** Begin **

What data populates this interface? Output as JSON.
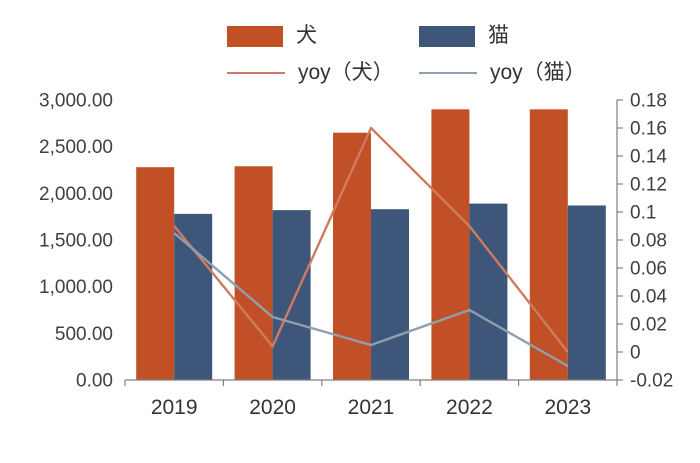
{
  "legend": {
    "items": [
      {
        "label": "犬",
        "type": "bar",
        "color": "#C25027"
      },
      {
        "label": "猫",
        "type": "bar",
        "color": "#3E5679"
      },
      {
        "label": "yoy（犬）",
        "type": "line",
        "color": "#CE7B60"
      },
      {
        "label": "yoy（猫）",
        "type": "line",
        "color": "#8E9FAE"
      }
    ]
  },
  "chart_data": {
    "type": "combo-bar-line",
    "categories": [
      "2019",
      "2020",
      "2021",
      "2022",
      "2023"
    ],
    "bar_series": [
      {
        "name": "犬",
        "color": "#C25027",
        "axis": "left",
        "values": [
          2280,
          2290,
          2650,
          2900,
          2900
        ]
      },
      {
        "name": "猫",
        "color": "#3E5679",
        "axis": "left",
        "values": [
          1780,
          1820,
          1830,
          1890,
          1870
        ]
      }
    ],
    "line_series": [
      {
        "name": "yoy（犬）",
        "color": "#CE7B60",
        "axis": "right",
        "values": [
          0.09,
          0.004,
          0.16,
          0.09,
          0.0
        ]
      },
      {
        "name": "yoy（猫）",
        "color": "#8E9FAE",
        "axis": "right",
        "values": [
          0.085,
          0.025,
          0.005,
          0.03,
          -0.01
        ]
      }
    ],
    "left_axis": {
      "min": 0,
      "max": 3000,
      "ticks": [
        {
          "v": 3000,
          "label": "3,000.00"
        },
        {
          "v": 2500,
          "label": "2,500.00"
        },
        {
          "v": 2000,
          "label": "2,000.00"
        },
        {
          "v": 1500,
          "label": "1,500.00"
        },
        {
          "v": 1000,
          "label": "1,000.00"
        },
        {
          "v": 500,
          "label": "500.00"
        },
        {
          "v": 0,
          "label": "0.00"
        }
      ]
    },
    "right_axis": {
      "min": -0.02,
      "max": 0.18,
      "ticks": [
        {
          "v": 0.18,
          "label": "0.18"
        },
        {
          "v": 0.16,
          "label": "0.16"
        },
        {
          "v": 0.14,
          "label": "0.14"
        },
        {
          "v": 0.12,
          "label": "0.12"
        },
        {
          "v": 0.1,
          "label": "0.1"
        },
        {
          "v": 0.08,
          "label": "0.08"
        },
        {
          "v": 0.06,
          "label": "0.06"
        },
        {
          "v": 0.04,
          "label": "0.04"
        },
        {
          "v": 0.02,
          "label": "0.02"
        },
        {
          "v": 0.0,
          "label": "0"
        },
        {
          "v": -0.02,
          "label": "-0.02"
        }
      ]
    },
    "grid": false,
    "legend_position": "top",
    "axis_color": "#808080",
    "label_color": "#404040"
  }
}
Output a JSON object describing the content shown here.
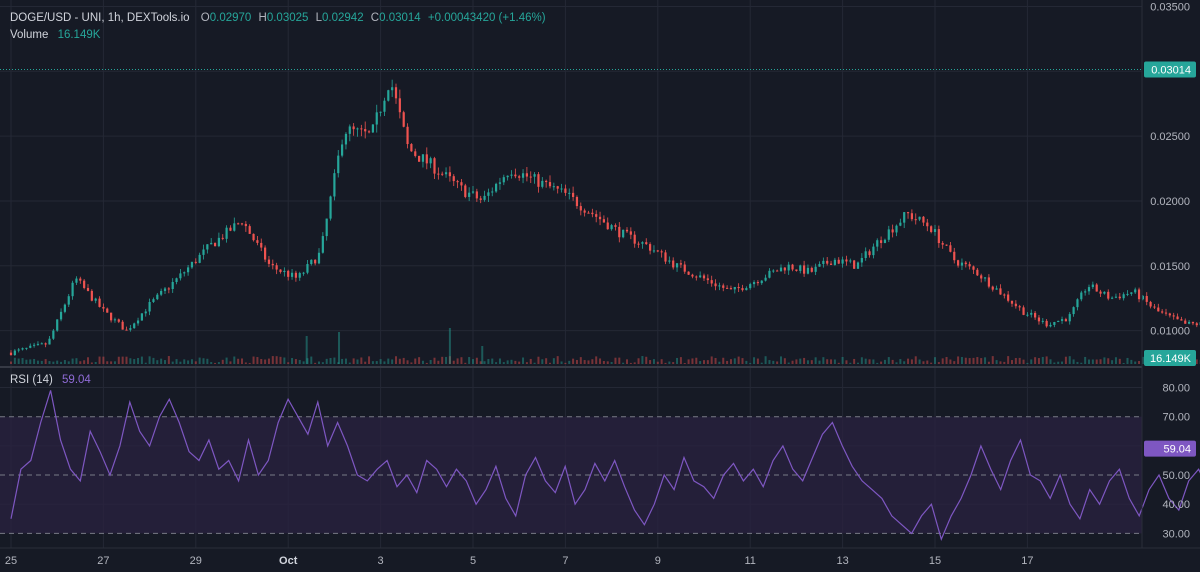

** End **

WORK TO COMPLETE - Restate each entry word for word, leaving out any pictures.

EXERCISE SOLUTION -
What data populates this interface? Output as JSON.
{
  "legend": {
    "items": [
      {
        "label": "犬",
        "type": "bar",
        "color": "#C25027"
      },
      {
        "label": "猫",
        "type": "bar",
        "color": "#3E5679"
      },
      {
        "label": "yoy（犬）",
        "type": "line",
        "color": "#CE7B60"
      },
      {
        "label": "yoy（猫）",
        "type": "line",
        "color": "#8E9FAE"
      }
    ]
  },
  "chart_data": {
    "type": "combo-bar-line",
    "categories": [
      "2019",
      "2020",
      "2021",
      "2022",
      "2023"
    ],
    "bar_series": [
      {
        "name": "犬",
        "color": "#C25027",
        "axis": "left",
        "values": [
          2280,
          2290,
          2650,
          2900,
          2900
        ]
      },
      {
        "name": "猫",
        "color": "#3E5679",
        "axis": "left",
        "values": [
          1780,
          1820,
          1830,
          1890,
          1870
        ]
      }
    ],
    "line_series": [
      {
        "name": "yoy（犬）",
        "color": "#CE7B60",
        "axis": "right",
        "values": [
          0.09,
          0.004,
          0.16,
          0.09,
          0.0
        ]
      },
      {
        "name": "yoy（猫）",
        "color": "#8E9FAE",
        "axis": "right",
        "values": [
          0.085,
          0.025,
          0.005,
          0.03,
          -0.01
        ]
      }
    ],
    "left_axis": {
      "min": 0,
      "max": 3000,
      "ticks": [
        {
          "v": 3000,
          "label": "3,000.00"
        },
        {
          "v": 2500,
          "label": "2,500.00"
        },
        {
          "v": 2000,
          "label": "2,000.00"
        },
        {
          "v": 1500,
          "label": "1,500.00"
        },
        {
          "v": 1000,
          "label": "1,000.00"
        },
        {
          "v": 500,
          "label": "500.00"
        },
        {
          "v": 0,
          "label": "0.00"
        }
      ]
    },
    "right_axis": {
      "min": -0.02,
      "max": 0.18,
      "ticks": [
        {
          "v": 0.18,
          "label": "0.18"
        },
        {
          "v": 0.16,
          "label": "0.16"
        },
        {
          "v": 0.14,
          "label": "0.14"
        },
        {
          "v": 0.12,
          "label": "0.12"
        },
        {
          "v": 0.1,
          "label": "0.1"
        },
        {
          "v": 0.08,
          "label": "0.08"
        },
        {
          "v": 0.06,
          "label": "0.06"
        },
        {
          "v": 0.04,
          "label": "0.04"
        },
        {
          "v": 0.02,
          "label": "0.02"
        },
        {
          "v": 0.0,
          "label": "0"
        },
        {
          "v": -0.02,
          "label": "-0.02"
        }
      ]
    },
    "grid": false,
    "legend_position": "top",
    "axis_color": "#808080",
    "label_color": "#404040"
  }
}
Output a JSON object describing the content shown here.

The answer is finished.